[Set task] Transcribe every line of the entries below without any alteration.
━━ Stored rows ━━
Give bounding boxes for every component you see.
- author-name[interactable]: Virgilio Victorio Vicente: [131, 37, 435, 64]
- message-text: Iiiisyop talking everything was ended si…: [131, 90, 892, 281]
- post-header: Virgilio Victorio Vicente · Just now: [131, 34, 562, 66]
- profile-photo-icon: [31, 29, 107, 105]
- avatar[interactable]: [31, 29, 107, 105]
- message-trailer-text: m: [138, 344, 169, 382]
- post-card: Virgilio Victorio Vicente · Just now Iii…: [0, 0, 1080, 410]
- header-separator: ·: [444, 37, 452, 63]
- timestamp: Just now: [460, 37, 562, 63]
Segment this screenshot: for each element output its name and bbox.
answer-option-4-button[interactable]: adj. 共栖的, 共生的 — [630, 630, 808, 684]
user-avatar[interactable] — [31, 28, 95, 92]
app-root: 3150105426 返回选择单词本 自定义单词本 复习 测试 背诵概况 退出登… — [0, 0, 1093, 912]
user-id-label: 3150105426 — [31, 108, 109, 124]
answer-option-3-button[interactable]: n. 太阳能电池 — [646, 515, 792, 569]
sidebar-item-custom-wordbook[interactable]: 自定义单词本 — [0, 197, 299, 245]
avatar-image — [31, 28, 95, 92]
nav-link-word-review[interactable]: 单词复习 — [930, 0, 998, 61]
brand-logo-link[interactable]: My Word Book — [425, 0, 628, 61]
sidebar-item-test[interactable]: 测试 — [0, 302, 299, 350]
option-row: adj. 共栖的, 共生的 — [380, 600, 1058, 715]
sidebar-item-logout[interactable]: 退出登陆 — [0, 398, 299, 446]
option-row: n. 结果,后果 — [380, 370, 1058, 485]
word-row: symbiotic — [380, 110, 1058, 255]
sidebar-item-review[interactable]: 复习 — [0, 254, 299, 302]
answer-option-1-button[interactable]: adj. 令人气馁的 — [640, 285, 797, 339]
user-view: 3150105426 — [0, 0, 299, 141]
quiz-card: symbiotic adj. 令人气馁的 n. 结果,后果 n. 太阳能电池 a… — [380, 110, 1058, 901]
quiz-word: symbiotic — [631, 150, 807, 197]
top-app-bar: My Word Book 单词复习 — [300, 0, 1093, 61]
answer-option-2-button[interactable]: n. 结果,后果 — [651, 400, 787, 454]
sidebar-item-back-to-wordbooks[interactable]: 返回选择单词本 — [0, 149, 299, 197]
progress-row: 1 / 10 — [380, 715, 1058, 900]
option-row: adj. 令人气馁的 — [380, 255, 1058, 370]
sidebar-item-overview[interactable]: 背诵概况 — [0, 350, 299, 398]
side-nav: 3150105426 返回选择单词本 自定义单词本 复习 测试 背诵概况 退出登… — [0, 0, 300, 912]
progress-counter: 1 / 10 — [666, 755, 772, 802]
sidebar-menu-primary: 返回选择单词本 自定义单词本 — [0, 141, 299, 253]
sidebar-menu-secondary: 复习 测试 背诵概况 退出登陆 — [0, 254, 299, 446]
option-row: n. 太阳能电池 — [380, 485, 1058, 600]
━━━
[Answer for the task]
Give bounding boxes for every component you see.
- author-name[interactable]: Virgilio Victorio Vicente: [131, 37, 435, 64]
- message-text: Iiiisyop talking everything was ended si…: [131, 90, 892, 281]
- post-header: Virgilio Victorio Vicente · Just now: [131, 34, 562, 66]
- profile-photo-icon: [31, 29, 107, 105]
- avatar[interactable]: [31, 29, 107, 105]
- message-trailer-text: m: [138, 344, 169, 382]
- post-card: Virgilio Victorio Vicente · Just now Iii…: [0, 0, 1080, 410]
- header-separator: ·: [444, 37, 452, 63]
- timestamp: Just now: [460, 37, 562, 63]
Segment this screenshot: for each element output its name and bbox.
answer-option-4-button[interactable]: adj. 共栖的, 共生的 — [630, 630, 808, 684]
user-avatar[interactable] — [31, 28, 95, 92]
app-root: 3150105426 返回选择单词本 自定义单词本 复习 测试 背诵概况 退出登… — [0, 0, 1093, 912]
user-id-label: 3150105426 — [31, 108, 109, 124]
answer-option-3-button[interactable]: n. 太阳能电池 — [646, 515, 792, 569]
sidebar-item-custom-wordbook[interactable]: 自定义单词本 — [0, 197, 299, 245]
avatar-image — [31, 28, 95, 92]
nav-link-word-review[interactable]: 单词复习 — [930, 0, 998, 61]
brand-logo-link[interactable]: My Word Book — [425, 0, 628, 61]
sidebar-item-test[interactable]: 测试 — [0, 302, 299, 350]
option-row: adj. 共栖的, 共生的 — [380, 600, 1058, 715]
sidebar-item-logout[interactable]: 退出登陆 — [0, 398, 299, 446]
option-row: n. 结果,后果 — [380, 370, 1058, 485]
word-row: symbiotic — [380, 110, 1058, 255]
sidebar-item-review[interactable]: 复习 — [0, 254, 299, 302]
answer-option-1-button[interactable]: adj. 令人气馁的 — [640, 285, 797, 339]
user-view: 3150105426 — [0, 0, 299, 141]
quiz-card: symbiotic adj. 令人气馁的 n. 结果,后果 n. 太阳能电池 a… — [380, 110, 1058, 901]
quiz-word: symbiotic — [631, 150, 807, 197]
top-app-bar: My Word Book 单词复习 — [300, 0, 1093, 61]
answer-option-2-button[interactable]: n. 结果,后果 — [651, 400, 787, 454]
sidebar-item-back-to-wordbooks[interactable]: 返回选择单词本 — [0, 149, 299, 197]
progress-row: 1 / 10 — [380, 715, 1058, 900]
option-row: adj. 令人气馁的 — [380, 255, 1058, 370]
sidebar-item-overview[interactable]: 背诵概况 — [0, 350, 299, 398]
side-nav: 3150105426 返回选择单词本 自定义单词本 复习 测试 背诵概况 退出登… — [0, 0, 300, 912]
progress-counter: 1 / 10 — [666, 755, 772, 802]
sidebar-menu-primary: 返回选择单词本 自定义单词本 — [0, 141, 299, 253]
sidebar-menu-secondary: 复习 测试 背诵概况 退出登陆 — [0, 254, 299, 446]
option-row: n. 太阳能电池 — [380, 485, 1058, 600]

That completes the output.